Your task is to locate every line holding the string "أنها" and to copy each of them.

**PROVIDED ENTRIES**
--- start ---
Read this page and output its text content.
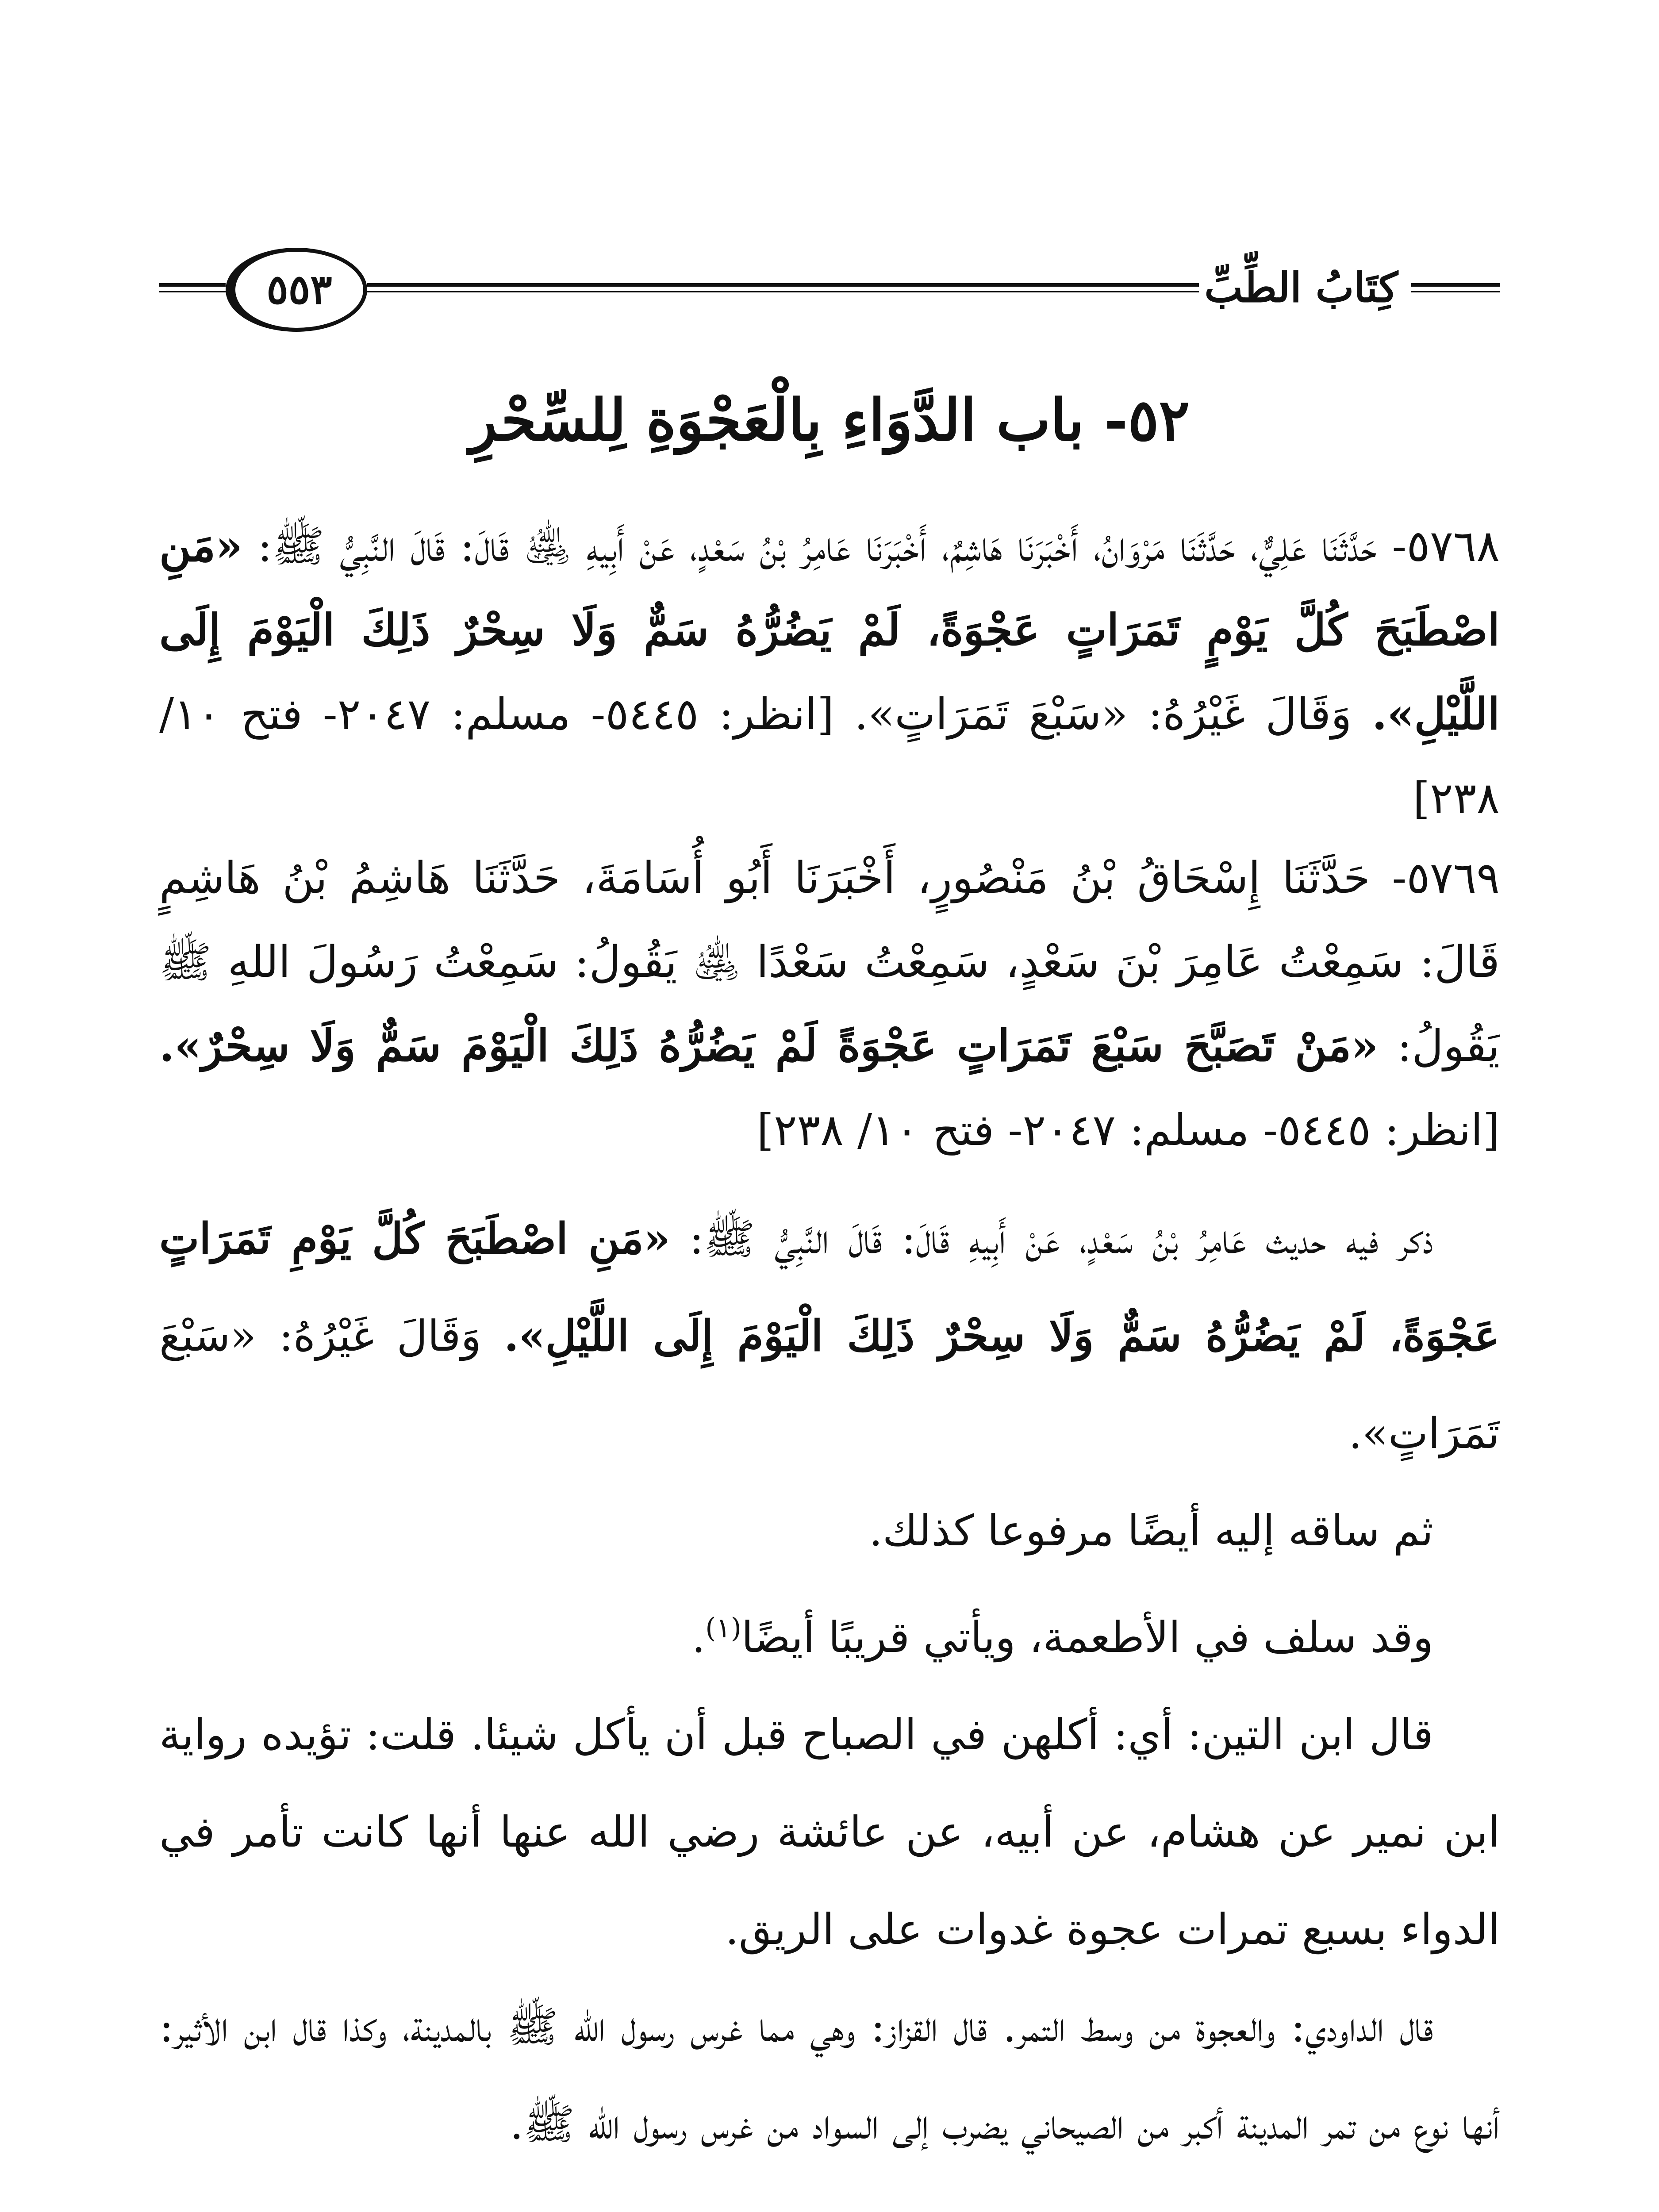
كِتَابُ الطِّبِّ
٥٥٣
٥٢- باب الدَّوَاءِ بِالْعَجْوَةِ لِلسِّحْرِ
٥٧٦٨- حَدَّثَنَا عَلِيٌّ، حَدَّثَنَا مَرْوَانُ، أَخْبَرَنَا هَاشِمٌ، أَخْبَرَنَا عَامِرُ بْنُ سَعْدٍ، عَنْ أَبِيهِ ﵁ قَالَ: قَالَ النَّبِيُّ ﷺ: «مَنِ اصْطَبَحَ كُلَّ يَوْمٍ تَمَرَاتٍ عَجْوَةً، لَمْ يَضُرُّهُ سَمٌّ وَلَا سِحْرٌ ذَلِكَ الْيَوْمَ إِلَى اللَّيْلِ». وَقَالَ غَيْرُهُ: «سَبْعَ تَمَرَاتٍ». [انظر: ٥٤٤٥- مسلم: ٢٠٤٧- فتح ١٠/ ٢٣٨]
٥٧٦٩- حَدَّثَنَا إِسْحَاقُ بْنُ مَنْصُورٍ، أَخْبَرَنَا أَبُو أُسَامَةَ، حَدَّثَنَا هَاشِمُ بْنُ هَاشِمٍ قَالَ: سَمِعْتُ عَامِرَ بْنَ سَعْدٍ، سَمِعْتُ سَعْدًا ﵁ يَقُولُ: سَمِعْتُ رَسُولَ اللهِ ﷺ يَقُولُ: «مَنْ تَصَبَّحَ سَبْعَ تَمَرَاتٍ عَجْوَةً لَمْ يَضُرُّهُ ذَلِكَ الْيَوْمَ سَمٌّ وَلَا سِحْرٌ». [انظر: ٥٤٤٥- مسلم: ٢٠٤٧- فتح ١٠/ ٢٣٨]

ذكر فيه حديث عَامِرُ بْنُ سَعْدٍ، عَنْ أَبِيهِ قَالَ: قَالَ النَّبِيُّ ﷺ: «مَنِ اصْطَبَحَ كُلَّ يَوْمِ تَمَرَاتٍ عَجْوَةً، لَمْ يَضُرُّهُ سَمٌّ وَلَا سِحْرٌ ذَلِكَ الْيَوْمَ إِلَى اللَّيْلِ». وَقَالَ غَيْرُهُ: «سَبْعَ تَمَرَاتٍ».

ثم ساقه إليه أيضًا مرفوعا كذلك.

وقد سلف في الأطعمة، ويأتي قريبًا أيضًا$^{(١)}$.

قال ابن التين: أي: أكلهن في الصباح قبل أن يأكل شيئا. قلت: تؤيده رواية ابن نمير عن هشام، عن أبيه، عن عائشة رضي الله عنها أنها كانت تأمر في الدواء بسبع تمرات عجوة غدوات على الريق.

قال الداودي: والعجوة من وسط التمر. قال القزاز: وهي مما غرس رسول الله ﷺ بالمدينة، وكذا قال ابن الأثير: أنها نوع من تمر المدينة أكبر من الصيحاني يضرب إلى السواد من غرس رسول الله ﷺ.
--- end ---
**FINAL ANSWER**
قال ابن التين: أي: أكلهن في الصباح قبل أن يأكل شيئا. قلت: تؤيده رواية ابن نمير عن هشام، عن أبيه، عن عائشة رضي الله عنها أنها كانت تأمر في الدواء بسبع تمرات عجوة غدوات على الريق.
قال الداودي: والعجوة من وسط التمر. قال القزاز: وهي مما غرس رسول الله ﷺ بالمدينة، وكذا قال ابن الأثير: أنها نوع من تمر المدينة أكبر من الصيحاني يضرب إلى السواد من غرس رسول الله ﷺ.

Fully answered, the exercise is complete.